SHORT TASK | Make an exact copy of all the entries, but do not reproduce the pictures.

[Start of MATERIAL PROVIDED]

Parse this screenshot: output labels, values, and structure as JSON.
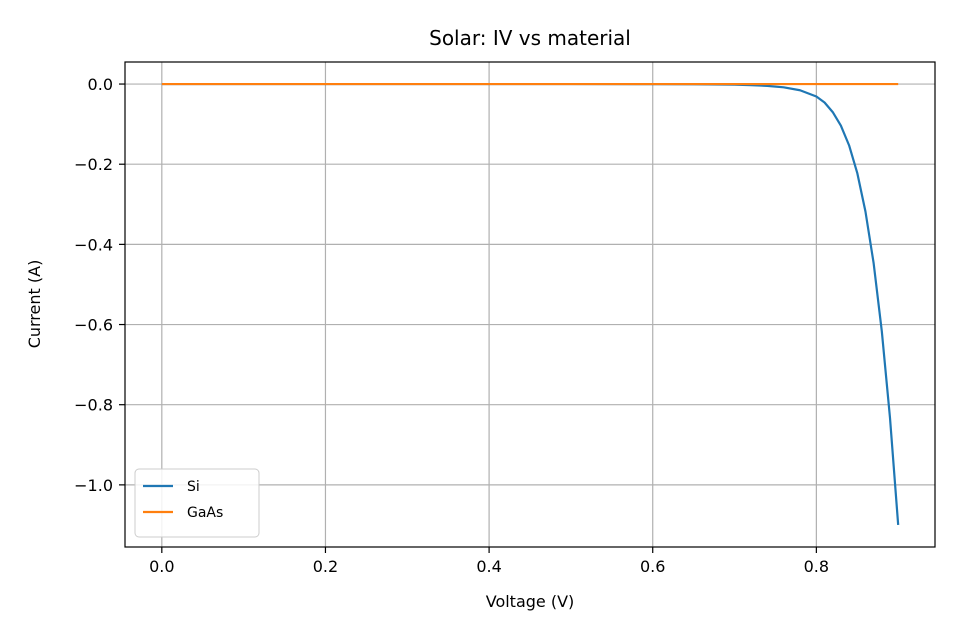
{
  "chart_data": {
    "type": "line",
    "title": "Solar: IV vs material",
    "xlabel": "Voltage (V)",
    "ylabel": "Current (A)",
    "xlim": [
      -0.045,
      0.945
    ],
    "ylim": [
      -1.155,
      0.055
    ],
    "xticks": [
      0.0,
      0.2,
      0.4,
      0.6,
      0.8
    ],
    "xtick_labels": [
      "0.0",
      "0.2",
      "0.4",
      "0.6",
      "0.8"
    ],
    "yticks": [
      0.0,
      -0.2,
      -0.4,
      -0.6,
      -0.8,
      -1.0
    ],
    "ytick_labels": [
      "0.0",
      "−0.2",
      "−0.4",
      "−0.6",
      "−0.8",
      "−1.0"
    ],
    "grid": true,
    "legend_position": "lower-left",
    "series": [
      {
        "name": "Si",
        "color": "#1f77b4",
        "x": [
          0.0,
          0.1,
          0.2,
          0.3,
          0.4,
          0.5,
          0.6,
          0.65,
          0.7,
          0.72,
          0.74,
          0.76,
          0.78,
          0.8,
          0.81,
          0.82,
          0.83,
          0.84,
          0.85,
          0.86,
          0.87,
          0.88,
          0.89,
          0.9
        ],
        "y": [
          0.0,
          0.0,
          0.0,
          0.0,
          0.0,
          0.0,
          -0.0002,
          -0.0006,
          -0.0016,
          -0.0026,
          -0.0045,
          -0.0081,
          -0.0155,
          -0.031,
          -0.046,
          -0.07,
          -0.104,
          -0.153,
          -0.222,
          -0.318,
          -0.447,
          -0.617,
          -0.833,
          -1.1
        ]
      },
      {
        "name": "GaAs",
        "color": "#ff7f0e",
        "x": [
          0.0,
          0.9
        ],
        "y": [
          0.0,
          0.0
        ]
      }
    ]
  }
}
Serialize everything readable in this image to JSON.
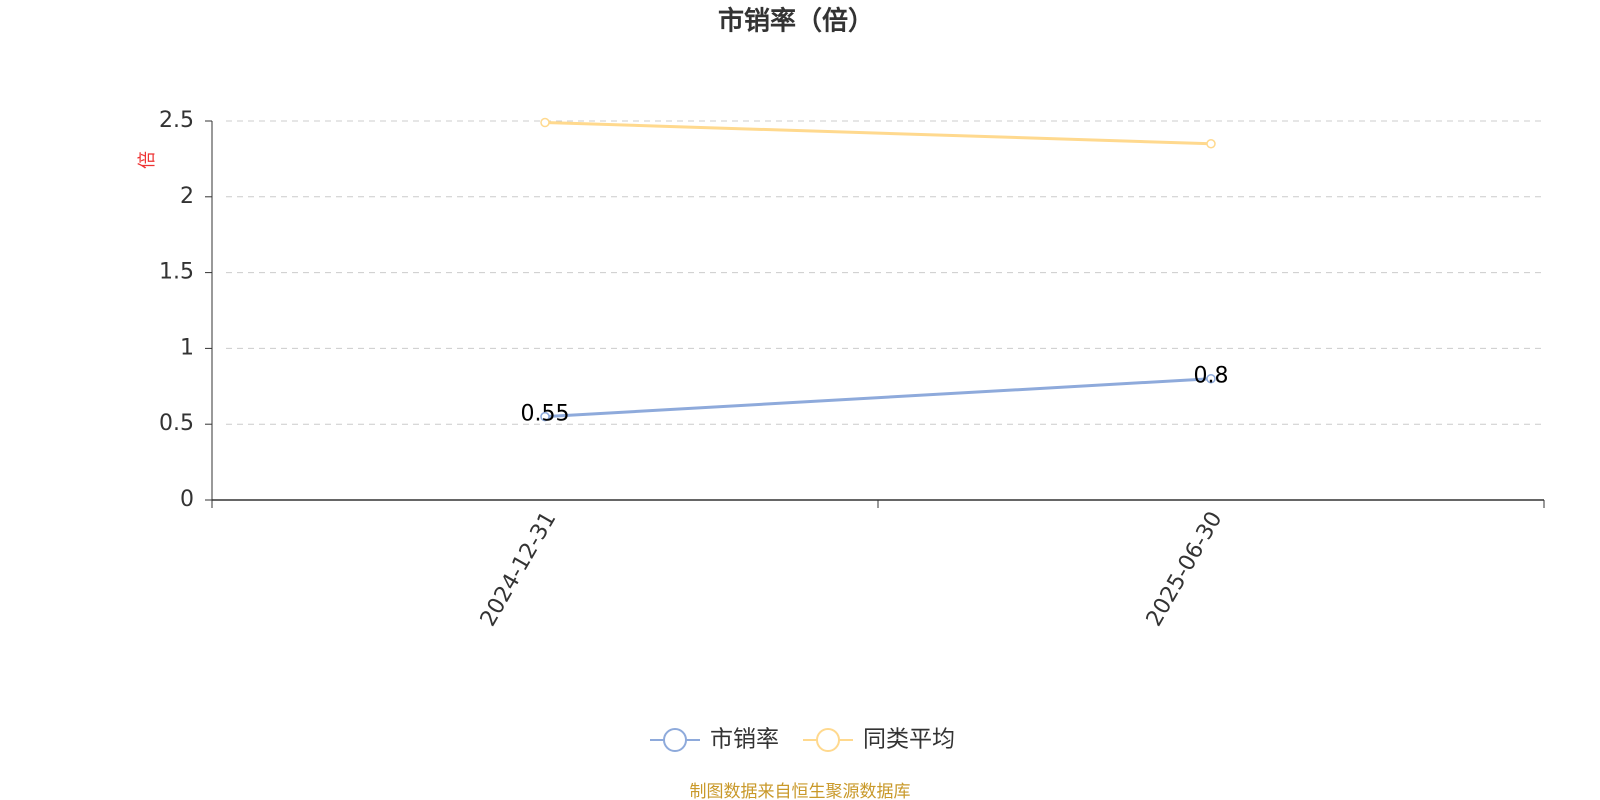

[End of MATERIAL PROVIDED]

COMPLETED EXERCISE |
Parse this screenshot: output labels, values, and structure as JSON.
{
  "chart_data": {
    "type": "line",
    "title": "Solar: IV vs material",
    "xlabel": "Voltage (V)",
    "ylabel": "Current (A)",
    "xlim": [
      -0.045,
      0.945
    ],
    "ylim": [
      -1.155,
      0.055
    ],
    "xticks": [
      0.0,
      0.2,
      0.4,
      0.6,
      0.8
    ],
    "xtick_labels": [
      "0.0",
      "0.2",
      "0.4",
      "0.6",
      "0.8"
    ],
    "yticks": [
      0.0,
      -0.2,
      -0.4,
      -0.6,
      -0.8,
      -1.0
    ],
    "ytick_labels": [
      "0.0",
      "−0.2",
      "−0.4",
      "−0.6",
      "−0.8",
      "−1.0"
    ],
    "grid": true,
    "legend_position": "lower-left",
    "series": [
      {
        "name": "Si",
        "color": "#1f77b4",
        "x": [
          0.0,
          0.1,
          0.2,
          0.3,
          0.4,
          0.5,
          0.6,
          0.65,
          0.7,
          0.72,
          0.74,
          0.76,
          0.78,
          0.8,
          0.81,
          0.82,
          0.83,
          0.84,
          0.85,
          0.86,
          0.87,
          0.88,
          0.89,
          0.9
        ],
        "y": [
          0.0,
          0.0,
          0.0,
          0.0,
          0.0,
          0.0,
          -0.0002,
          -0.0006,
          -0.0016,
          -0.0026,
          -0.0045,
          -0.0081,
          -0.0155,
          -0.031,
          -0.046,
          -0.07,
          -0.104,
          -0.153,
          -0.222,
          -0.318,
          -0.447,
          -0.617,
          -0.833,
          -1.1
        ]
      },
      {
        "name": "GaAs",
        "color": "#ff7f0e",
        "x": [
          0.0,
          0.9
        ],
        "y": [
          0.0,
          0.0
        ]
      }
    ]
  }
}
Serialize everything readable in this image to JSON.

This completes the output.